Restate the entries word for word, omitting nothing.

— begin Records for this task —

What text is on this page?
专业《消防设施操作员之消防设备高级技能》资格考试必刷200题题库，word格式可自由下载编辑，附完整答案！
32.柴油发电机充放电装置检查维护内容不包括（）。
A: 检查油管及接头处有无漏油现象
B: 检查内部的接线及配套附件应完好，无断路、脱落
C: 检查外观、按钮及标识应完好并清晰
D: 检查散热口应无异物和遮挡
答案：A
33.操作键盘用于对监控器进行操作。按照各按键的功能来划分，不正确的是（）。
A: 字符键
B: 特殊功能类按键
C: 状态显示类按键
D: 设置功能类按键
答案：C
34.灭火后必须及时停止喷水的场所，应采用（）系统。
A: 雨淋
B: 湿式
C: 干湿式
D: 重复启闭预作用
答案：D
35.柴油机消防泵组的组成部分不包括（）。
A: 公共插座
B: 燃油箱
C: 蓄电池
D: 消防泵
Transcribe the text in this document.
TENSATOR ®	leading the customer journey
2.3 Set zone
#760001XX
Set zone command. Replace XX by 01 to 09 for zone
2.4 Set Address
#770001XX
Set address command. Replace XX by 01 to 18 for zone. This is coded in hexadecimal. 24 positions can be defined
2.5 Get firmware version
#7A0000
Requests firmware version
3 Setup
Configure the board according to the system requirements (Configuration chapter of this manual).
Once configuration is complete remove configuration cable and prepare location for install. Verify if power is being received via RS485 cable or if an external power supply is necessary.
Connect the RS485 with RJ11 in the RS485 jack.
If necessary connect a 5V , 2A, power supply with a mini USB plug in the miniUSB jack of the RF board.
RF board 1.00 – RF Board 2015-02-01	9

— end Records for this task —

# Exercise response
What text is on this page?
专业《消防设施操作员之消防设备高级技能》资格考试必刷200题题库，word格式可自由下载编辑，附完整答案！
32.柴油发电机充放电装置检查维护内容不包括（）。
A: 检查油管及接头处有无漏油现象
B: 检查内部的接线及配套附件应完好，无断路、脱落
C: 检查外观、按钮及标识应完好并清晰
D: 检查散热口应无异物和遮挡
答案：A
33.操作键盘用于对监控器进行操作。按照各按键的功能来划分，不正确的是（）。
A: 字符键
B: 特殊功能类按键
C: 状态显示类按键
D: 设置功能类按键
答案：C
34.灭火后必须及时停止喷水的场所，应采用（）系统。
A: 雨淋
B: 湿式
C: 干湿式
D: 重复启闭预作用
答案：D
35.柴油机消防泵组的组成部分不包括（）。
A: 公共插座
B: 燃油箱
C: 蓄电池
D: 消防泵
Transcribe the text in this document.
TENSATOR ®	leading the customer journey
2.3 Set zone
#760001XX
Set zone command. Replace XX by 01 to 09 for zone
2.4 Set Address
#770001XX
Set address command. Replace XX by 01 to 18 for zone. This is coded in hexadecimal. 24 positions can be defined
2.5 Get firmware version
#7A0000
Requests firmware version
3 Setup
Configure the board according to the system requirements (Configuration chapter of this manual).
Once configuration is complete remove configuration cable and prepare location for install. Verify if power is being received via RS485 cable or if an external power supply is necessary.
Connect the RS485 with RJ11 in the RS485 jack.
If necessary connect a 5V , 2A, power supply with a mini USB plug in the miniUSB jack of the RF board.
RF board 1.00 – RF Board 2015-02-01	9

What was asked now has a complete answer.